◆ **Set problem**: Count every line in the data below where "Research" occurs, then state that number and nothing more.

..............................

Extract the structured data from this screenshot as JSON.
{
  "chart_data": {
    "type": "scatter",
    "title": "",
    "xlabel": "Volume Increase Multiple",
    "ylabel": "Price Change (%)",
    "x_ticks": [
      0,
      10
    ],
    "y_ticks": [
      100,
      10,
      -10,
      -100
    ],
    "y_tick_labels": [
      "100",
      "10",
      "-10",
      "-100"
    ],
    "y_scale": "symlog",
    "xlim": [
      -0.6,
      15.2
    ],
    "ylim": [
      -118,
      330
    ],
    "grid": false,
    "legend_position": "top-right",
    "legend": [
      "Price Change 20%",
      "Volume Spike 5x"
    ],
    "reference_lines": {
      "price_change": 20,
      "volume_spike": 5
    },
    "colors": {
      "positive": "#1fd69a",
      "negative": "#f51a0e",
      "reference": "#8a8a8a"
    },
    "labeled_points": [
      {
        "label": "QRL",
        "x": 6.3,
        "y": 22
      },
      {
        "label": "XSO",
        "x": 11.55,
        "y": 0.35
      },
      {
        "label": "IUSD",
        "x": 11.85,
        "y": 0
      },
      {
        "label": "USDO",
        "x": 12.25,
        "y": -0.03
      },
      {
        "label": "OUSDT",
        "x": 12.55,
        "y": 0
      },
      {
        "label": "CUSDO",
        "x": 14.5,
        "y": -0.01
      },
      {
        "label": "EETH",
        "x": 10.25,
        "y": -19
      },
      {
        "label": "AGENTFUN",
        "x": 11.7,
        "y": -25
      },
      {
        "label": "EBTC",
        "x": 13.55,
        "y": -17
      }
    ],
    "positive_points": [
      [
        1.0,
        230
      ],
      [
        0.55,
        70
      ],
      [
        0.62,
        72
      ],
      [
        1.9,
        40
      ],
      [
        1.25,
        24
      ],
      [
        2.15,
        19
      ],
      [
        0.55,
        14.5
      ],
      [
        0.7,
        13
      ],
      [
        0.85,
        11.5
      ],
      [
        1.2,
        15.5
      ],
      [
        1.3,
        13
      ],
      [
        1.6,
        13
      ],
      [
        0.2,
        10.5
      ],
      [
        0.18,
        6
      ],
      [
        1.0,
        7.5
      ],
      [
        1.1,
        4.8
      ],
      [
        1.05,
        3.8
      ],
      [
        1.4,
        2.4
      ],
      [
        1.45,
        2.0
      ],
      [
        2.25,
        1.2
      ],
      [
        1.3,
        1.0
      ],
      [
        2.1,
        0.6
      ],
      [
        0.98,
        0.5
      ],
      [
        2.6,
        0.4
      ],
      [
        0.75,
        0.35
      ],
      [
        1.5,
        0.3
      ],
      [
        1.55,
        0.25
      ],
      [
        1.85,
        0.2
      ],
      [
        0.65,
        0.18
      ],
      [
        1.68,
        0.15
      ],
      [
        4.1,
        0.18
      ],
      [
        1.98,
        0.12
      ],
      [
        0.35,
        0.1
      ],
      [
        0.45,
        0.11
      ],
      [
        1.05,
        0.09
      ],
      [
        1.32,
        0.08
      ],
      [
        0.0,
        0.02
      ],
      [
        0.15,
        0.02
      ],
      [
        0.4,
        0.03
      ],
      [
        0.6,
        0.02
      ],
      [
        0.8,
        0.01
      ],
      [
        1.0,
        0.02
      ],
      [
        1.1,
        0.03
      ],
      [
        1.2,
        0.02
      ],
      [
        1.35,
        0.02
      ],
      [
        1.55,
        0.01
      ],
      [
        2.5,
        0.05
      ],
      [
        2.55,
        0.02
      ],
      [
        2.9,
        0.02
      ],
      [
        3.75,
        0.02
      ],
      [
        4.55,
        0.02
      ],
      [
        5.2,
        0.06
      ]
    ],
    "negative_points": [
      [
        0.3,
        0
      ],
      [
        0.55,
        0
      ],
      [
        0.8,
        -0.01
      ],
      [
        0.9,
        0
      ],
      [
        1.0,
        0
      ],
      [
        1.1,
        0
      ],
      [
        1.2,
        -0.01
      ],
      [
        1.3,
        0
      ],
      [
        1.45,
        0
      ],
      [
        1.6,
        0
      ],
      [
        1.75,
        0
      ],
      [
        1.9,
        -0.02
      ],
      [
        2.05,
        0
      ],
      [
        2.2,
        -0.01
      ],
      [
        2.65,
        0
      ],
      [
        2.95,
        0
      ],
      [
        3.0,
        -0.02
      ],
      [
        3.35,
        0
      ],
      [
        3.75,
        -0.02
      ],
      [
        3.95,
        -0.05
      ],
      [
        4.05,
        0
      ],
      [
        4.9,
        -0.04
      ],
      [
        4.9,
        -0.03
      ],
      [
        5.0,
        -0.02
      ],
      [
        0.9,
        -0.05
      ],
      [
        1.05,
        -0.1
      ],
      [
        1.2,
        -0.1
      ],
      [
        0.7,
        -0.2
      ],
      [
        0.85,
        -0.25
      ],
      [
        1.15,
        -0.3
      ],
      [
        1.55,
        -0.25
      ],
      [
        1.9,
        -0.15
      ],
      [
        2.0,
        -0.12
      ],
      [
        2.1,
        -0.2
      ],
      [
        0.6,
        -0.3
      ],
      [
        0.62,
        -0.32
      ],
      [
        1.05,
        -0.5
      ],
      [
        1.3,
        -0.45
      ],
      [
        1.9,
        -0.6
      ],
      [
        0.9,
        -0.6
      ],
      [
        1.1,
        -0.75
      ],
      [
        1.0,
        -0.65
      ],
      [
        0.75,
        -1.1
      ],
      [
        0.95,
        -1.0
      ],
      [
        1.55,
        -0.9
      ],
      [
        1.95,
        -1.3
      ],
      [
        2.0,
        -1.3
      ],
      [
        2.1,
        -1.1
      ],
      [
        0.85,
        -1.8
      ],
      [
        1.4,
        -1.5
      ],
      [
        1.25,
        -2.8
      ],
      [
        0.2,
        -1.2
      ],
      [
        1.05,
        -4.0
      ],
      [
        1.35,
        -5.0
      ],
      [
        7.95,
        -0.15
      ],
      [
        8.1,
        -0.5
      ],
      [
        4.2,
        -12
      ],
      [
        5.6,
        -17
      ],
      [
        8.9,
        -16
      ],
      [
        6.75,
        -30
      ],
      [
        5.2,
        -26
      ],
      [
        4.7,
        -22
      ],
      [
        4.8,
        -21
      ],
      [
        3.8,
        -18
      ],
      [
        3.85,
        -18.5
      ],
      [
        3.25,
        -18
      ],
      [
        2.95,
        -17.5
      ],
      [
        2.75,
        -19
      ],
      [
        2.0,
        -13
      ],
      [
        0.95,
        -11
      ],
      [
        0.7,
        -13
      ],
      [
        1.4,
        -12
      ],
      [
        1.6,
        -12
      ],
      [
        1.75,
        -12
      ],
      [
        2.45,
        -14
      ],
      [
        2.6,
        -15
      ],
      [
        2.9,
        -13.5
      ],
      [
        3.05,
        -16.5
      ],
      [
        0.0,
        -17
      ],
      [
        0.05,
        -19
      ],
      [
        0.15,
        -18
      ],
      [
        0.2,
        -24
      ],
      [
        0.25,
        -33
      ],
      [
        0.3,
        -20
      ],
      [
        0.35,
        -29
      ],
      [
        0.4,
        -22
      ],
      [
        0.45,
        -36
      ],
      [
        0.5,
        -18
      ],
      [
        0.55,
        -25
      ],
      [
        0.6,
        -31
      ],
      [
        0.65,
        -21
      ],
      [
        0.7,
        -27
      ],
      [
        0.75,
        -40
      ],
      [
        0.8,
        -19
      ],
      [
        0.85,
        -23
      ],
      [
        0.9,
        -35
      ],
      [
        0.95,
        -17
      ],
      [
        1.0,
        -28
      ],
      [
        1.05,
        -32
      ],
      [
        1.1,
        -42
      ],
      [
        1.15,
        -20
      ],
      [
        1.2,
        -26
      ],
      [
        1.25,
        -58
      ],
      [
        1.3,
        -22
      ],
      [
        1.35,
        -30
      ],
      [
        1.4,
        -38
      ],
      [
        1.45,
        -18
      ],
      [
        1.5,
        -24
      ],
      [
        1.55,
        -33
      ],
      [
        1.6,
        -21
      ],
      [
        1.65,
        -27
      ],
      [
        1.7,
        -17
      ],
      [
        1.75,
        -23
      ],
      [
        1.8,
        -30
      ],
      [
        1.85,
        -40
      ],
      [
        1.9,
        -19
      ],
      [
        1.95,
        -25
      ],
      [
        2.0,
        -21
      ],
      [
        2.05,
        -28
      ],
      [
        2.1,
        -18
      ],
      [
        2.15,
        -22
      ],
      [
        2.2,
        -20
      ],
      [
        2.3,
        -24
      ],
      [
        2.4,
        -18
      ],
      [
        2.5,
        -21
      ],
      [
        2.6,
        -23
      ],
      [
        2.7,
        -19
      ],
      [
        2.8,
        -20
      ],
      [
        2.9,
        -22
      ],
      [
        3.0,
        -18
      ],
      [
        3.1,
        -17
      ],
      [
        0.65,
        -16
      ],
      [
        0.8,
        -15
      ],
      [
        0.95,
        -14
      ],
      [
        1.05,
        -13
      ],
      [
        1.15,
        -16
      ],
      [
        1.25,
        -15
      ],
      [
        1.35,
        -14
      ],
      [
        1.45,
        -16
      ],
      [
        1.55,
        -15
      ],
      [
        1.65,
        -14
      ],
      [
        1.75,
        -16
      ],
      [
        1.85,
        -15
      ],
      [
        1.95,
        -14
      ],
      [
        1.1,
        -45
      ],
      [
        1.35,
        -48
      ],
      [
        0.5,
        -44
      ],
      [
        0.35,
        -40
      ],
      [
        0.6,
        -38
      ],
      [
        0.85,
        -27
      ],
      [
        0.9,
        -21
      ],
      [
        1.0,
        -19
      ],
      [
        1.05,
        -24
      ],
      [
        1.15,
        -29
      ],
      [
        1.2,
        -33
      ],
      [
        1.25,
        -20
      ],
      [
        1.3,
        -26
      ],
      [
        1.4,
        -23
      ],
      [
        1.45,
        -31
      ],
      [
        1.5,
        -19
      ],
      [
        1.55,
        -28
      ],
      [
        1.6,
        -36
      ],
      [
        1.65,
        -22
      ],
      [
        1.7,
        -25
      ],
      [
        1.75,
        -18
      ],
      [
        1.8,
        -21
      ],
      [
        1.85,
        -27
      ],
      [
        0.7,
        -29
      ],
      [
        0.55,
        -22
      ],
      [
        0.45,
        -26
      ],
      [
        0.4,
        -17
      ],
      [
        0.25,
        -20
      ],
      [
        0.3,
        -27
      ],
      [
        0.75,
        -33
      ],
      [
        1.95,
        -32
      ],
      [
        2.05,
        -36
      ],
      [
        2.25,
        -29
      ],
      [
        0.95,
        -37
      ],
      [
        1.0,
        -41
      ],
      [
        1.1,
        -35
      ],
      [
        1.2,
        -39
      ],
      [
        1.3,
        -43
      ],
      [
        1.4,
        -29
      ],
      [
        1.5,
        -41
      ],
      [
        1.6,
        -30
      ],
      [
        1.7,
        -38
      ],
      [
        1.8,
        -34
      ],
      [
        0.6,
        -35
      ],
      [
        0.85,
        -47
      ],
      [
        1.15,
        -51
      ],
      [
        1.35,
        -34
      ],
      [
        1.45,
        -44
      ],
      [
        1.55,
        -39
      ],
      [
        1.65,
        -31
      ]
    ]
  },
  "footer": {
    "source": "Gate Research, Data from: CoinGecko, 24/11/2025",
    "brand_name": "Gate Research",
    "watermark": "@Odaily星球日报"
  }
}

..............................

◆ **Response below**: 2